→ **Problem description**: The listing beneath should be written out in full, exactly as shown.

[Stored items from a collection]
· · ·
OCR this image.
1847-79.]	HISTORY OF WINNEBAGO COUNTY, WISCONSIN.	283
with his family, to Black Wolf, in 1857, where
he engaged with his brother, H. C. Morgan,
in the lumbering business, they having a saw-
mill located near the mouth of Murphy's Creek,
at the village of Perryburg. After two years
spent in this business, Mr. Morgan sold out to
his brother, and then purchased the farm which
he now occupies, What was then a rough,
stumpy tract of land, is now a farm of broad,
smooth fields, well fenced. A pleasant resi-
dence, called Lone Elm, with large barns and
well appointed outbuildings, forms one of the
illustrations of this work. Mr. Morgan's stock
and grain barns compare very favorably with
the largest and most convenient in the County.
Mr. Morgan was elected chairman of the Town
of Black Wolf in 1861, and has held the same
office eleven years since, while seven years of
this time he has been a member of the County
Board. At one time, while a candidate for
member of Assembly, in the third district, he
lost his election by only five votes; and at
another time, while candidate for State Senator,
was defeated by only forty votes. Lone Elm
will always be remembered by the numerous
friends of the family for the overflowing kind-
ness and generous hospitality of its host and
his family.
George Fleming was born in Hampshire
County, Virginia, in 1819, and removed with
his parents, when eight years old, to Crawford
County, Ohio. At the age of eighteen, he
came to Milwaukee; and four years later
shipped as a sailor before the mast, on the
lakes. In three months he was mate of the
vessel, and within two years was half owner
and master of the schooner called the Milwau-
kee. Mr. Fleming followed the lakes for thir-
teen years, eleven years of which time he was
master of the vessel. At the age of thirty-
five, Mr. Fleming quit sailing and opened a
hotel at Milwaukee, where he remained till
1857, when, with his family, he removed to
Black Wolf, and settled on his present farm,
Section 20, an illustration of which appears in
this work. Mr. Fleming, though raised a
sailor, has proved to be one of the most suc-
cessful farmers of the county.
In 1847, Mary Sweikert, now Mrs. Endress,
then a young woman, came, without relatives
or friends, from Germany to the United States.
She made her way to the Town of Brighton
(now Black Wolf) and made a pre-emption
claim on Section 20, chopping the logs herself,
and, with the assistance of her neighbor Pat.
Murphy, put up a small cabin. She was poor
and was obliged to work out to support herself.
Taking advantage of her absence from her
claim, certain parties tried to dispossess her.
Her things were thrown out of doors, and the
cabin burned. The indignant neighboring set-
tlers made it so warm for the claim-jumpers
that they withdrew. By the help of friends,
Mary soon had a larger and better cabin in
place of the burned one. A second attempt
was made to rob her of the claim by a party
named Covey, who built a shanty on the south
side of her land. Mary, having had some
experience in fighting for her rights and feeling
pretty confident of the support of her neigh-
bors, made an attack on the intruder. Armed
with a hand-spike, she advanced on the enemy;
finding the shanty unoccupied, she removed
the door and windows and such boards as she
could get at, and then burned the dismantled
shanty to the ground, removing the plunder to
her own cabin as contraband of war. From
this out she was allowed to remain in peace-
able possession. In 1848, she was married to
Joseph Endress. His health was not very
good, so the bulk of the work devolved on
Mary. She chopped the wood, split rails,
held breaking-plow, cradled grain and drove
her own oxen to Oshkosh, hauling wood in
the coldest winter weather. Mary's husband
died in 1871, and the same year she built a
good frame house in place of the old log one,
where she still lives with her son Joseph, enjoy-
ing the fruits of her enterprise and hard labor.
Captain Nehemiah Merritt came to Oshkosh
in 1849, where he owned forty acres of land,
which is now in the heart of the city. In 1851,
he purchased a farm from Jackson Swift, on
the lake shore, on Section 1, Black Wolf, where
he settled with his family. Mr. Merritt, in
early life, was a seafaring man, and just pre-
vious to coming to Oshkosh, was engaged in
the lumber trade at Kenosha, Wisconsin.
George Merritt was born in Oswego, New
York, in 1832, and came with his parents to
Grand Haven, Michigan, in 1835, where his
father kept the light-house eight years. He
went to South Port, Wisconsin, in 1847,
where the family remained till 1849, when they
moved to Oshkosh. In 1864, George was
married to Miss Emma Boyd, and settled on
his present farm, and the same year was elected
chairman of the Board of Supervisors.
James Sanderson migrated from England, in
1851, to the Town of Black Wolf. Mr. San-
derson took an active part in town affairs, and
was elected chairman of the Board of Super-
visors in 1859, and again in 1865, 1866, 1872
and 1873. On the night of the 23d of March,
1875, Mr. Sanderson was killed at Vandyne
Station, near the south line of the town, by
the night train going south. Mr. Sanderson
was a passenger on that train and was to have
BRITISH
· · ·
→ **Written reply**:
OCR this image.
1847-79.]	HISTORY OF WINNEBAGO COUNTY, WISCONSIN.	283
with his family, to Black Wolf, in 1857, where
he engaged with his brother, H. C. Morgan,
in the lumbering business, they having a saw-
mill located near the mouth of Murphy's Creek,
at the village of Perryburg. After two years
spent in this business, Mr. Morgan sold out to
his brother, and then purchased the farm which
he now occupies, What was then a rough,
stumpy tract of land, is now a farm of broad,
smooth fields, well fenced. A pleasant resi-
dence, called Lone Elm, with large barns and
well appointed outbuildings, forms one of the
illustrations of this work. Mr. Morgan's stock
and grain barns compare very favorably with
the largest and most convenient in the County.
Mr. Morgan was elected chairman of the Town
of Black Wolf in 1861, and has held the same
office eleven years since, while seven years of
this time he has been a member of the County
Board. At one time, while a candidate for
member of Assembly, in the third district, he
lost his election by only five votes; and at
another time, while candidate for State Senator,
was defeated by only forty votes. Lone Elm
will always be remembered by the numerous
friends of the family for the overflowing kind-
ness and generous hospitality of its host and
his family.
George Fleming was born in Hampshire
County, Virginia, in 1819, and removed with
his parents, when eight years old, to Crawford
County, Ohio. At the age of eighteen, he
came to Milwaukee; and four years later
shipped as a sailor before the mast, on the
lakes. In three months he was mate of the
vessel, and within two years was half owner
and master of the schooner called the Milwau-
kee. Mr. Fleming followed the lakes for thir-
teen years, eleven years of which time he was
master of the vessel. At the age of thirty-
five, Mr. Fleming quit sailing and opened a
hotel at Milwaukee, where he remained till
1857, when, with his family, he removed to
Black Wolf, and settled on his present farm,
Section 20, an illustration of which appears in
this work. Mr. Fleming, though raised a
sailor, has proved to be one of the most suc-
cessful farmers of the county.
In 1847, Mary Sweikert, now Mrs. Endress,
then a young woman, came, without relatives
or friends, from Germany to the United States.
She made her way to the Town of Brighton
(now Black Wolf) and made a pre-emption
claim on Section 20, chopping the logs herself,
and, with the assistance of her neighbor Pat.
Murphy, put up a small cabin. She was poor
and was obliged to work out to support herself.
Taking advantage of her absence from her
claim, certain parties tried to dispossess her.
Her things were thrown out of doors, and the
cabin burned. The indignant neighboring set-
tlers made it so warm for the claim-jumpers
that they withdrew. By the help of friends,
Mary soon had a larger and better cabin in
place of the burned one. A second attempt
was made to rob her of the claim by a party
named Covey, who built a shanty on the south
side of her land. Mary, having had some
experience in fighting for her rights and feeling
pretty confident of the support of her neigh-
bors, made an attack on the intruder. Armed
with a hand-spike, she advanced on the enemy;
finding the shanty unoccupied, she removed
the door and windows and such boards as she
could get at, and then burned the dismantled
shanty to the ground, removing the plunder to
her own cabin as contraband of war. From
this out she was allowed to remain in peace-
able possession. In 1848, she was married to
Joseph Endress. His health was not very
good, so the bulk of the work devolved on
Mary. She chopped the wood, split rails,
held breaking-plow, cradled grain and drove
her own oxen to Oshkosh, hauling wood in
the coldest winter weather. Mary's husband
died in 1871, and the same year she built a
good frame house in place of the old log one,
where she still lives with her son Joseph, enjoy-
ing the fruits of her enterprise and hard labor.
Captain Nehemiah Merritt came to Oshkosh
in 1849, where he owned forty acres of land,
which is now in the heart of the city. In 1851,
he purchased a farm from Jackson Swift, on
the lake shore, on Section 1, Black Wolf, where
he settled with his family. Mr. Merritt, in
early life, was a seafaring man, and just pre-
vious to coming to Oshkosh, was engaged in
the lumber trade at Kenosha, Wisconsin.
George Merritt was born in Oswego, New
York, in 1832, and came with his parents to
Grand Haven, Michigan, in 1835, where his
father kept the light-house eight years. He
went to South Port, Wisconsin, in 1847,
where the family remained till 1849, when they
moved to Oshkosh. In 1864, George was
married to Miss Emma Boyd, and settled on
his present farm, and the same year was elected
chairman of the Board of Supervisors.
James Sanderson migrated from England, in
1851, to the Town of Black Wolf. Mr. San-
derson took an active part in town affairs, and
was elected chairman of the Board of Super-
visors in 1859, and again in 1865, 1866, 1872
and 1873. On the night of the 23d of March,
1875, Mr. Sanderson was killed at Vandyne
Station, near the south line of the town, by
the night train going south. Mr. Sanderson
was a passenger on that train and was to have
BRITISH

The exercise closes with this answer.